Can you print every record below exactly as written?

[Saved data entries]

····················

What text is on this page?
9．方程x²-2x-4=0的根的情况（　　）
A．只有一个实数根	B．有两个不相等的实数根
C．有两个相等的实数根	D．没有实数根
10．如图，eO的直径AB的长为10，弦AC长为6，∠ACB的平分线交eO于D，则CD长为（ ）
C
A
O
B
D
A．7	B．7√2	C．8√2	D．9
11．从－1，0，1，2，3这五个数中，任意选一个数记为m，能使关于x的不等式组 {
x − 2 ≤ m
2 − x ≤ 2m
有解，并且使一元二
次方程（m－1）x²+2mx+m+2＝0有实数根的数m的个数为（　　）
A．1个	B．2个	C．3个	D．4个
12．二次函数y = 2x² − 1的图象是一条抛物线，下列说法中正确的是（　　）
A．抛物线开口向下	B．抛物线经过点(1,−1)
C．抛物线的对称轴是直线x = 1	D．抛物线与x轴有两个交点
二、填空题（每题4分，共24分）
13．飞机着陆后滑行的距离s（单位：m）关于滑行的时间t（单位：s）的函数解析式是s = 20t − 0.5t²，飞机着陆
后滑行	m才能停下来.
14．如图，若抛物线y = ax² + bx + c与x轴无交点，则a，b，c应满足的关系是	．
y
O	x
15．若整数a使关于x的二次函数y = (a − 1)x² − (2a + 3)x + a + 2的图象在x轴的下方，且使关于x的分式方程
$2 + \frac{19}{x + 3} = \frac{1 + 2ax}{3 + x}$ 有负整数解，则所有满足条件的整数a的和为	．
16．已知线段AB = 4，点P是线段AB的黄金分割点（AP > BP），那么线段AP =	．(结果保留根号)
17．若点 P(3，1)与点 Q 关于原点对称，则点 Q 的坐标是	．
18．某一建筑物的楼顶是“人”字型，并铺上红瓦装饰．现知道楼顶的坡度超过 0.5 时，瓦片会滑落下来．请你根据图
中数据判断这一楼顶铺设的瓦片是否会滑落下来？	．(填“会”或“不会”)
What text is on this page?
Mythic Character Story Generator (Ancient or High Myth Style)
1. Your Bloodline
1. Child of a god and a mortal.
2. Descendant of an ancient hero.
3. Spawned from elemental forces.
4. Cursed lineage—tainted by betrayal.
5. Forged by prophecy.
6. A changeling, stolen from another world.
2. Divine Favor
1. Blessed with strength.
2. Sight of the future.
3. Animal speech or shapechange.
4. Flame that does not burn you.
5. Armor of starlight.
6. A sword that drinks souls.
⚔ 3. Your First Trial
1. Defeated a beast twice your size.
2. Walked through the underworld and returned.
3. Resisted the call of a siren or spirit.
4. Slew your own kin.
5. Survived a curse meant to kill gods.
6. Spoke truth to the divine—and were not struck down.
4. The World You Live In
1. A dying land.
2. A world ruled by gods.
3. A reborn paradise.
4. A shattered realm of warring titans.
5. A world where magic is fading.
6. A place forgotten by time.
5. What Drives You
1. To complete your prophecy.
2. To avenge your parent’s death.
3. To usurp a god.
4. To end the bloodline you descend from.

····················

• Written solution:
What text is on this page?
9．方程x²-2x-4=0的根的情况（　　）
A．只有一个实数根	B．有两个不相等的实数根
C．有两个相等的实数根	D．没有实数根
10．如图，eO的直径AB的长为10，弦AC长为6，∠ACB的平分线交eO于D，则CD长为（ ）
C
A
O
B
D
A．7	B．7√2	C．8√2	D．9
11．从－1，0，1，2，3这五个数中，任意选一个数记为m，能使关于x的不等式组 {
x − 2 ≤ m
2 − x ≤ 2m
有解，并且使一元二
次方程（m－1）x²+2mx+m+2＝0有实数根的数m的个数为（　　）
A．1个	B．2个	C．3个	D．4个
12．二次函数y = 2x² − 1的图象是一条抛物线，下列说法中正确的是（　　）
A．抛物线开口向下	B．抛物线经过点(1,−1)
C．抛物线的对称轴是直线x = 1	D．抛物线与x轴有两个交点
二、填空题（每题4分，共24分）
13．飞机着陆后滑行的距离s（单位：m）关于滑行的时间t（单位：s）的函数解析式是s = 20t − 0.5t²，飞机着陆
后滑行	m才能停下来.
14．如图，若抛物线y = ax² + bx + c与x轴无交点，则a，b，c应满足的关系是	．
y
O	x
15．若整数a使关于x的二次函数y = (a − 1)x² − (2a + 3)x + a + 2的图象在x轴的下方，且使关于x的分式方程
$2 + \frac{19}{x + 3} = \frac{1 + 2ax}{3 + x}$ 有负整数解，则所有满足条件的整数a的和为	．
16．已知线段AB = 4，点P是线段AB的黄金分割点（AP > BP），那么线段AP =	．(结果保留根号)
17．若点 P(3，1)与点 Q 关于原点对称，则点 Q 的坐标是	．
18．某一建筑物的楼顶是“人”字型，并铺上红瓦装饰．现知道楼顶的坡度超过 0.5 时，瓦片会滑落下来．请你根据图
中数据判断这一楼顶铺设的瓦片是否会滑落下来？	．(填“会”或“不会”)
What text is on this page?
Mythic Character Story Generator (Ancient or High Myth Style)
1. Your Bloodline
1. Child of a god and a mortal.
2. Descendant of an ancient hero.
3. Spawned from elemental forces.
4. Cursed lineage—tainted by betrayal.
5. Forged by prophecy.
6. A changeling, stolen from another world.
2. Divine Favor
1. Blessed with strength.
2. Sight of the future.
3. Animal speech or shapechange.
4. Flame that does not burn you.
5. Armor of starlight.
6. A sword that drinks souls.
⚔ 3. Your First Trial
1. Defeated a beast twice your size.
2. Walked through the underworld and returned.
3. Resisted the call of a siren or spirit.
4. Slew your own kin.
5. Survived a curse meant to kill gods.
6. Spoke truth to the divine—and were not struck down.
4. The World You Live In
1. A dying land.
2. A world ruled by gods.
3. A reborn paradise.
4. A shattered realm of warring titans.
5. A world where magic is fading.
6. A place forgotten by time.
5. What Drives You
1. To complete your prophecy.
2. To avenge your parent’s death.
3. To usurp a god.
4. To end the bloodline you descend from.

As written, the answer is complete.